Dataset items:
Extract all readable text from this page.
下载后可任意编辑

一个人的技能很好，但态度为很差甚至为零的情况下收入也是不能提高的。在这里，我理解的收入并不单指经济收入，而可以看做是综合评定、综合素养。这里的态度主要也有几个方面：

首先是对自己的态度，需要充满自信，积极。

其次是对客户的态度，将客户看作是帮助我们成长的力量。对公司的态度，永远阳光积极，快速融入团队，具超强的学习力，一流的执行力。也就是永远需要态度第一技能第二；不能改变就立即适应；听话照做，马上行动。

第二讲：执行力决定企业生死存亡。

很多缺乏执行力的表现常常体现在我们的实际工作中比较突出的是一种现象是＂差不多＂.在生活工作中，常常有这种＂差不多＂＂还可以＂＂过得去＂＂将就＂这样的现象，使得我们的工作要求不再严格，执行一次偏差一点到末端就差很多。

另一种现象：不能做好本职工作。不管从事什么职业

Instructions to follow →
Each line of the listing above should be output exactly.

Task output →
Extract all readable text from this page.
下载后可任意编辑

一个人的技能很好，但态度为很差甚至为零的情况下收入也是不能提高的。在这里，我理解的收入并不单指经济收入，而可以看做是综合评定、综合素养。这里的态度主要也有几个方面：

首先是对自己的态度，需要充满自信，积极。

其次是对客户的态度，将客户看作是帮助我们成长的力量。对公司的态度，永远阳光积极，快速融入团队，具超强的学习力，一流的执行力。也就是永远需要态度第一技能第二；不能改变就立即适应；听话照做，马上行动。

第二讲：执行力决定企业生死存亡。

很多缺乏执行力的表现常常体现在我们的实际工作中比较突出的是一种现象是＂差不多＂.在生活工作中，常常有这种＂差不多＂＂还可以＂＂过得去＂＂将就＂这样的现象，使得我们的工作要求不再严格，执行一次偏差一点到末端就差很多。

另一种现象：不能做好本职工作。不管从事什么职业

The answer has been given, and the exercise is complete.